### Data shown
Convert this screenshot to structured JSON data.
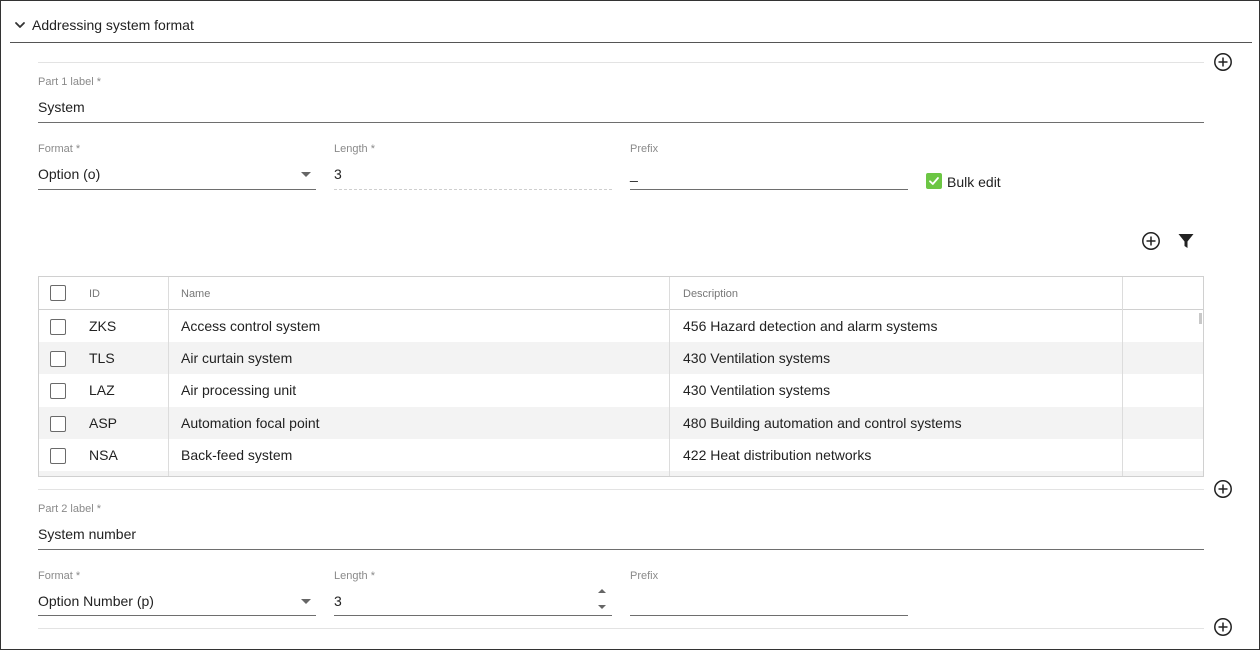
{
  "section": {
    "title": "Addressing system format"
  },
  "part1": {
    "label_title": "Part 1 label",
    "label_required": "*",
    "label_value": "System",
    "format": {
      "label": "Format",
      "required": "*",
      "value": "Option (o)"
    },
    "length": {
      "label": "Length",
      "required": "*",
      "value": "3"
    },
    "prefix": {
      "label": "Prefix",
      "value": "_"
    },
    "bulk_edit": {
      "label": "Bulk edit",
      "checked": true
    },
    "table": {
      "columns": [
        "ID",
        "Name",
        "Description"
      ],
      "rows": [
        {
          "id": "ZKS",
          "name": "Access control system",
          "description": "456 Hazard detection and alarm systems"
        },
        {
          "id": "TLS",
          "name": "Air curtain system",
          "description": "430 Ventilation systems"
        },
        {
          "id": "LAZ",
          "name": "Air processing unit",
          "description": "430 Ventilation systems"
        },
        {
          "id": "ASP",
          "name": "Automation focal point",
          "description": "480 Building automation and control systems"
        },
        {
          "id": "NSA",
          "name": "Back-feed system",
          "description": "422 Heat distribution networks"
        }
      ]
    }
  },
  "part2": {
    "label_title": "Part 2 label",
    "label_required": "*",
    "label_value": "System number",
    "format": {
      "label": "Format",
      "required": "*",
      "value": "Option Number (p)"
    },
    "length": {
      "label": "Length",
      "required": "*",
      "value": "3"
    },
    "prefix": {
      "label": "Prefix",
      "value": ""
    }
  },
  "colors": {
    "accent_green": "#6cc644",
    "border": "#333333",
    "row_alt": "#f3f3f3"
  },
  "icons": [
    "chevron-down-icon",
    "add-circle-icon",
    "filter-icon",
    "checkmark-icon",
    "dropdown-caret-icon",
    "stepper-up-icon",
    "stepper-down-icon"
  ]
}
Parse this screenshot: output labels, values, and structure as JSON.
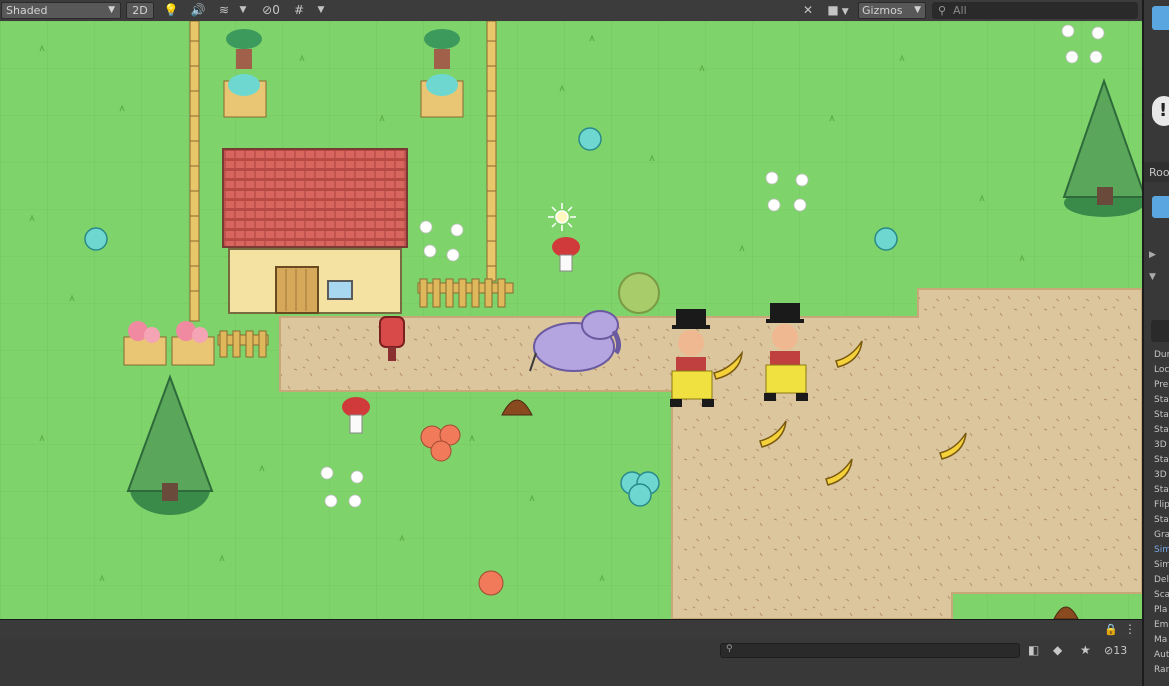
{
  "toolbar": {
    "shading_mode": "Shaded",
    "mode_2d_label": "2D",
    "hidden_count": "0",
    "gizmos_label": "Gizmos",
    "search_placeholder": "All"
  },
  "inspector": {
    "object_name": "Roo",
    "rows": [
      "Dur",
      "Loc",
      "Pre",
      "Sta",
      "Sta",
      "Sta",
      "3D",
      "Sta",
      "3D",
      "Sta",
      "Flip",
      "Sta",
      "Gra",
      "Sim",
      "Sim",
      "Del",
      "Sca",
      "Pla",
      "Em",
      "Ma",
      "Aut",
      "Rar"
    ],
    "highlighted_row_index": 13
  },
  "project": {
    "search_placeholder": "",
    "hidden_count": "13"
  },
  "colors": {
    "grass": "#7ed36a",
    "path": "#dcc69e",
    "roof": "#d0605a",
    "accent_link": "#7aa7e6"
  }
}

### Aim
Extract, from the material above, each line holding the word "JSON".

### Full solution
Convert this screenshot to structured JSON data.
Parse this screenshot: output labels, values, and structure as JSON.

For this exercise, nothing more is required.